* **WHAT THE EXERCISE ASKS**
The records below must be retyped exactly.

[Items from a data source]
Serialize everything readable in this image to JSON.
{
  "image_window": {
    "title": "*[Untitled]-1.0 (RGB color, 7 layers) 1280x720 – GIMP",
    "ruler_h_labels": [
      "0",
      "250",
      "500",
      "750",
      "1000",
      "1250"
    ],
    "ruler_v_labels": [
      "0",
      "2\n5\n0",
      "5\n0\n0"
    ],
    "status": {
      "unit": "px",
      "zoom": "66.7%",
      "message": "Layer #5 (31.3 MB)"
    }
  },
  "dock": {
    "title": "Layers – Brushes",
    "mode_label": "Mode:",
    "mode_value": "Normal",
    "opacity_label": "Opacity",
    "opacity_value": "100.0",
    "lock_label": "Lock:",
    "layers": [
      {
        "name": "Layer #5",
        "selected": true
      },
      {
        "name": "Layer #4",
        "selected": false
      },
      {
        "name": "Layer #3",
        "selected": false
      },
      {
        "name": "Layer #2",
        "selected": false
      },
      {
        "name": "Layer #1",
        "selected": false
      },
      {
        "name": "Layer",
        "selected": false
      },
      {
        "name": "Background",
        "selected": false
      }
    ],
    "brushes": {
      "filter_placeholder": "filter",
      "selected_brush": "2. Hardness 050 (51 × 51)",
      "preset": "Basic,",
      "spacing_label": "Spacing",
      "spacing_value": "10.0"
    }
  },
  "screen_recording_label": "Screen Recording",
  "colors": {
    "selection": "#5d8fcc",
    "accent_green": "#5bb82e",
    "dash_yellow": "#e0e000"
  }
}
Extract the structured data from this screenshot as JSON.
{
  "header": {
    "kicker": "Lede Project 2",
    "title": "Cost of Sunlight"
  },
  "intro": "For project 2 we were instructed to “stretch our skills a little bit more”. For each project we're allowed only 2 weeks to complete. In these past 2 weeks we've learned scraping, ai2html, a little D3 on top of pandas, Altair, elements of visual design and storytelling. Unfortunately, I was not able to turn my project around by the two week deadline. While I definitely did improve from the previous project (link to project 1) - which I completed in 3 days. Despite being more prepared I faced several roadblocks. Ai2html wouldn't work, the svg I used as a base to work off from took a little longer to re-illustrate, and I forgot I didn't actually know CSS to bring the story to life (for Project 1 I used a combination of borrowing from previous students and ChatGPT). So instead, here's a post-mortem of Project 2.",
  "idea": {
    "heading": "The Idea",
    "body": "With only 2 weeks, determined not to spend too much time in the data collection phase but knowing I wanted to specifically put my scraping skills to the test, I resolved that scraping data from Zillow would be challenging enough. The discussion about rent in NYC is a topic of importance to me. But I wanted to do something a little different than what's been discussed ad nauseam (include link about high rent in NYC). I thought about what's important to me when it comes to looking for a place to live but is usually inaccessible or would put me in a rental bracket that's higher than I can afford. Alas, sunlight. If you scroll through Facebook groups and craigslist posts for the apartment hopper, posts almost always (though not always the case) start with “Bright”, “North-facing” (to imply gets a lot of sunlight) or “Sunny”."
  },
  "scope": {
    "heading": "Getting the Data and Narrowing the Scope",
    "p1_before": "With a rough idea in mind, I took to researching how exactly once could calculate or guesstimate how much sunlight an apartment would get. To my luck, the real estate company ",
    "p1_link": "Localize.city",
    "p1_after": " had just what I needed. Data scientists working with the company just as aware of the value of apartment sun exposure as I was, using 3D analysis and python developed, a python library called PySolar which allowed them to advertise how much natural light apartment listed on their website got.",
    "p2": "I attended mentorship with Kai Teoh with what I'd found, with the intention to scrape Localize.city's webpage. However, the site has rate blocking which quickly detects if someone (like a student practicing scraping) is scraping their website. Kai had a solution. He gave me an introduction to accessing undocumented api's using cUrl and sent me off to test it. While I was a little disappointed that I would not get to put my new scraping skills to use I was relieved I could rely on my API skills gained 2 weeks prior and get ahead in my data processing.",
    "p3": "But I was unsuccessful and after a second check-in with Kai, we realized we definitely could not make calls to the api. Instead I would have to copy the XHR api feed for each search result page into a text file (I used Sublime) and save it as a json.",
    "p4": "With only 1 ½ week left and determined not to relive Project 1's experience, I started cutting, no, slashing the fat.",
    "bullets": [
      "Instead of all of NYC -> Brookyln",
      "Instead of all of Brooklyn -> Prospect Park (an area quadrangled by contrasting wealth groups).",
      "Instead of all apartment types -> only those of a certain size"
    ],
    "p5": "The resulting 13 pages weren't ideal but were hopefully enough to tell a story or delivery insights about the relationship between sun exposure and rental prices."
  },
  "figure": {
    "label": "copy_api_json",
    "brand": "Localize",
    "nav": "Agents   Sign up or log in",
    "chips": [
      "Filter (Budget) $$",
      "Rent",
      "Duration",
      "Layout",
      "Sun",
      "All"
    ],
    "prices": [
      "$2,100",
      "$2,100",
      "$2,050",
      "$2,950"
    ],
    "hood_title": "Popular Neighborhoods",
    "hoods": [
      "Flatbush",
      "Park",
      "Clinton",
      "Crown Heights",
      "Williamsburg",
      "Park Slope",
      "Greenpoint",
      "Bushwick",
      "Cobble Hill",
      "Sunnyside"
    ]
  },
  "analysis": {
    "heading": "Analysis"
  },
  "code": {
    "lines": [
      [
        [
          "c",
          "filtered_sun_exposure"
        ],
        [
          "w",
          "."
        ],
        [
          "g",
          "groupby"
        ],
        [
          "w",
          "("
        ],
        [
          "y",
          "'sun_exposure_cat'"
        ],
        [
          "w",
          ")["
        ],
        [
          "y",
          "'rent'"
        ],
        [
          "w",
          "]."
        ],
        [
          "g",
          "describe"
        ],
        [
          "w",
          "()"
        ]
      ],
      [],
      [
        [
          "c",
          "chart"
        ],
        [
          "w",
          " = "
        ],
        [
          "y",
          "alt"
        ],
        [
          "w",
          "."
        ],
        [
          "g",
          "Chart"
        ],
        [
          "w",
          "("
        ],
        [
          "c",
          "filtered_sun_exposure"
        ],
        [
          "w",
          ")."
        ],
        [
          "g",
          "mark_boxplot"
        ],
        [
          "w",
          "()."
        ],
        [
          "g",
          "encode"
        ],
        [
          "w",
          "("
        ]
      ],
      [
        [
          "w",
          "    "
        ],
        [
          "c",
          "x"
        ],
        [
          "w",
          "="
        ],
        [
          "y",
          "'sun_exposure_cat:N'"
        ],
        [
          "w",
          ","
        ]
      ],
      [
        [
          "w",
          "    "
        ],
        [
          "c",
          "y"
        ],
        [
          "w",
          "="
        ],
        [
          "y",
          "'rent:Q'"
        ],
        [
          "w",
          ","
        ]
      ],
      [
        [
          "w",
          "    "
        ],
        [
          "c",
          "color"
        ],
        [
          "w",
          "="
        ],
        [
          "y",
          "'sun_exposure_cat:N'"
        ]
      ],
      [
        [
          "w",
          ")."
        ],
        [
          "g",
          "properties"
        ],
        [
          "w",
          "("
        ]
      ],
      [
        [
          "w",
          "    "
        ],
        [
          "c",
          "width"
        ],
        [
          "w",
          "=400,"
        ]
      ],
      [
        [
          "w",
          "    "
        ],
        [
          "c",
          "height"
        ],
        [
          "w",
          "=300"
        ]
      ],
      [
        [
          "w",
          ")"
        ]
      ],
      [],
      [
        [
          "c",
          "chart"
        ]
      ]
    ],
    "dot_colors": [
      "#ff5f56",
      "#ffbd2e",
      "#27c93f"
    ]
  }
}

* **RESULT OF THE TASK**
Serialize everything readable in this image to JSON.
{
  "image_window": {
    "title": "*[Untitled]-1.0 (RGB color, 7 layers) 1280x720 – GIMP",
    "ruler_h_labels": [
      "0",
      "250",
      "500",
      "750",
      "1000",
      "1250"
    ],
    "ruler_v_labels": [
      "0",
      "2\n5\n0",
      "5\n0\n0"
    ],
    "status": {
      "unit": "px",
      "zoom": "66.7%",
      "message": "Layer #5 (31.3 MB)"
    }
  },
  "dock": {
    "title": "Layers – Brushes",
    "mode_label": "Mode:",
    "mode_value": "Normal",
    "opacity_label": "Opacity",
    "opacity_value": "100.0",
    "lock_label": "Lock:",
    "layers": [
      {
        "name": "Layer #5",
        "selected": true
      },
      {
        "name": "Layer #4",
        "selected": false
      },
      {
        "name": "Layer #3",
        "selected": false
      },
      {
        "name": "Layer #2",
        "selected": false
      },
      {
        "name": "Layer #1",
        "selected": false
      },
      {
        "name": "Layer",
        "selected": false
      },
      {
        "name": "Background",
        "selected": false
      }
    ],
    "brushes": {
      "filter_placeholder": "filter",
      "selected_brush": "2. Hardness 050 (51 × 51)",
      "preset": "Basic,",
      "spacing_label": "Spacing",
      "spacing_value": "10.0"
    }
  },
  "screen_recording_label": "Screen Recording",
  "colors": {
    "selection": "#5d8fcc",
    "accent_green": "#5bb82e",
    "dash_yellow": "#e0e000"
  }
}
Extract the structured data from this screenshot as JSON.
{
  "header": {
    "kicker": "Lede Project 2",
    "title": "Cost of Sunlight"
  },
  "intro": "For project 2 we were instructed to “stretch our skills a little bit more”. For each project we're allowed only 2 weeks to complete. In these past 2 weeks we've learned scraping, ai2html, a little D3 on top of pandas, Altair, elements of visual design and storytelling. Unfortunately, I was not able to turn my project around by the two week deadline. While I definitely did improve from the previous project (link to project 1) - which I completed in 3 days. Despite being more prepared I faced several roadblocks. Ai2html wouldn't work, the svg I used as a base to work off from took a little longer to re-illustrate, and I forgot I didn't actually know CSS to bring the story to life (for Project 1 I used a combination of borrowing from previous students and ChatGPT). So instead, here's a post-mortem of Project 2.",
  "idea": {
    "heading": "The Idea",
    "body": "With only 2 weeks, determined not to spend too much time in the data collection phase but knowing I wanted to specifically put my scraping skills to the test, I resolved that scraping data from Zillow would be challenging enough. The discussion about rent in NYC is a topic of importance to me. But I wanted to do something a little different than what's been discussed ad nauseam (include link about high rent in NYC). I thought about what's important to me when it comes to looking for a place to live but is usually inaccessible or would put me in a rental bracket that's higher than I can afford. Alas, sunlight. If you scroll through Facebook groups and craigslist posts for the apartment hopper, posts almost always (though not always the case) start with “Bright”, “North-facing” (to imply gets a lot of sunlight) or “Sunny”."
  },
  "scope": {
    "heading": "Getting the Data and Narrowing the Scope",
    "p1_before": "With a rough idea in mind, I took to researching how exactly once could calculate or guesstimate how much sunlight an apartment would get. To my luck, the real estate company ",
    "p1_link": "Localize.city",
    "p1_after": " had just what I needed. Data scientists working with the company just as aware of the value of apartment sun exposure as I was, using 3D analysis and python developed, a python library called PySolar which allowed them to advertise how much natural light apartment listed on their website got.",
    "p2": "I attended mentorship with Kai Teoh with what I'd found, with the intention to scrape Localize.city's webpage. However, the site has rate blocking which quickly detects if someone (like a student practicing scraping) is scraping their website. Kai had a solution. He gave me an introduction to accessing undocumented api's using cUrl and sent me off to test it. While I was a little disappointed that I would not get to put my new scraping skills to use I was relieved I could rely on my API skills gained 2 weeks prior and get ahead in my data processing.",
    "p3": "But I was unsuccessful and after a second check-in with Kai, we realized we definitely could not make calls to the api. Instead I would have to copy the XHR api feed for each search result page into a text file (I used Sublime) and save it as a json.",
    "p4": "With only 1 ½ week left and determined not to relive Project 1's experience, I started cutting, no, slashing the fat.",
    "bullets": [
      "Instead of all of NYC -> Brookyln",
      "Instead of all of Brooklyn -> Prospect Park (an area quadrangled by contrasting wealth groups).",
      "Instead of all apartment types -> only those of a certain size"
    ],
    "p5": "The resulting 13 pages weren't ideal but were hopefully enough to tell a story or delivery insights about the relationship between sun exposure and rental prices."
  },
  "figure": {
    "label": "copy_api_json",
    "brand": "Localize",
    "nav": "Agents   Sign up or log in",
    "chips": [
      "Filter (Budget) $$",
      "Rent",
      "Duration",
      "Layout",
      "Sun",
      "All"
    ],
    "prices": [
      "$2,100",
      "$2,100",
      "$2,050",
      "$2,950"
    ],
    "hood_title": "Popular Neighborhoods",
    "hoods": [
      "Flatbush",
      "Park",
      "Clinton",
      "Crown Heights",
      "Williamsburg",
      "Park Slope",
      "Greenpoint",
      "Bushwick",
      "Cobble Hill",
      "Sunnyside"
    ]
  },
  "analysis": {
    "heading": "Analysis"
  },
  "code": {
    "lines": [
      [
        [
          "c",
          "filtered_sun_exposure"
        ],
        [
          "w",
          "."
        ],
        [
          "g",
          "groupby"
        ],
        [
          "w",
          "("
        ],
        [
          "y",
          "'sun_exposure_cat'"
        ],
        [
          "w",
          ")["
        ],
        [
          "y",
          "'rent'"
        ],
        [
          "w",
          "]."
        ],
        [
          "g",
          "describe"
        ],
        [
          "w",
          "()"
        ]
      ],
      [],
      [
        [
          "c",
          "chart"
        ],
        [
          "w",
          " = "
        ],
        [
          "y",
          "alt"
        ],
        [
          "w",
          "."
        ],
        [
          "g",
          "Chart"
        ],
        [
          "w",
          "("
        ],
        [
          "c",
          "filtered_sun_exposure"
        ],
        [
          "w",
          ")."
        ],
        [
          "g",
          "mark_boxplot"
        ],
        [
          "w",
          "()."
        ],
        [
          "g",
          "encode"
        ],
        [
          "w",
          "("
        ]
      ],
      [
        [
          "w",
          "    "
        ],
        [
          "c",
          "x"
        ],
        [
          "w",
          "="
        ],
        [
          "y",
          "'sun_exposure_cat:N'"
        ],
        [
          "w",
          ","
        ]
      ],
      [
        [
          "w",
          "    "
        ],
        [
          "c",
          "y"
        ],
        [
          "w",
          "="
        ],
        [
          "y",
          "'rent:Q'"
        ],
        [
          "w",
          ","
        ]
      ],
      [
        [
          "w",
          "    "
        ],
        [
          "c",
          "color"
        ],
        [
          "w",
          "="
        ],
        [
          "y",
          "'sun_exposure_cat:N'"
        ]
      ],
      [
        [
          "w",
          ")."
        ],
        [
          "g",
          "properties"
        ],
        [
          "w",
          "("
        ]
      ],
      [
        [
          "w",
          "    "
        ],
        [
          "c",
          "width"
        ],
        [
          "w",
          "=400,"
        ]
      ],
      [
        [
          "w",
          "    "
        ],
        [
          "c",
          "height"
        ],
        [
          "w",
          "=300"
        ]
      ],
      [
        [
          "w",
          ")"
        ]
      ],
      [],
      [
        [
          "c",
          "chart"
        ]
      ]
    ],
    "dot_colors": [
      "#ff5f56",
      "#ffbd2e",
      "#27c93f"
    ]
  }
}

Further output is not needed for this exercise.